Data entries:
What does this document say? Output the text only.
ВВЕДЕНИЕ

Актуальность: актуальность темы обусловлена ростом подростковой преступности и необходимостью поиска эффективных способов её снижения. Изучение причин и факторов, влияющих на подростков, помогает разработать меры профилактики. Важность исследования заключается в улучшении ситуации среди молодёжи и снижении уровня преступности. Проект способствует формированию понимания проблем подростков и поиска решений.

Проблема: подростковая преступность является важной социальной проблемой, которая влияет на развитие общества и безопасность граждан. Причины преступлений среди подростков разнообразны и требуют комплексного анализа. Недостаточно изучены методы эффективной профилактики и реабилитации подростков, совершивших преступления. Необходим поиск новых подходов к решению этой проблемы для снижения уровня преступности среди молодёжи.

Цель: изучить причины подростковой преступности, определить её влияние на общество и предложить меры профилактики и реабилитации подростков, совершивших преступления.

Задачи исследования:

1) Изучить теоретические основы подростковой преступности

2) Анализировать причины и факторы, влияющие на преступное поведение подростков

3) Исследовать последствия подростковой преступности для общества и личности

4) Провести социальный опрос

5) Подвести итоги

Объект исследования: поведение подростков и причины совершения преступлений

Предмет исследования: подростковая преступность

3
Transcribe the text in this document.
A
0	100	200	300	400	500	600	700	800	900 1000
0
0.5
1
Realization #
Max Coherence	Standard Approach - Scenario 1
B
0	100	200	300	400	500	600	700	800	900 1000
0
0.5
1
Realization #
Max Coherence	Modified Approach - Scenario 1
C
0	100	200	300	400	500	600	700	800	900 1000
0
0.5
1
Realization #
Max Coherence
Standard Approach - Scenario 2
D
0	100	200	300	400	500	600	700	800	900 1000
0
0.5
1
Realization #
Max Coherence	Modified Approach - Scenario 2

[To be done]: Across the material above, how many lines include the string "исследования"? Only the number is wanted.

[Exercise response]: 4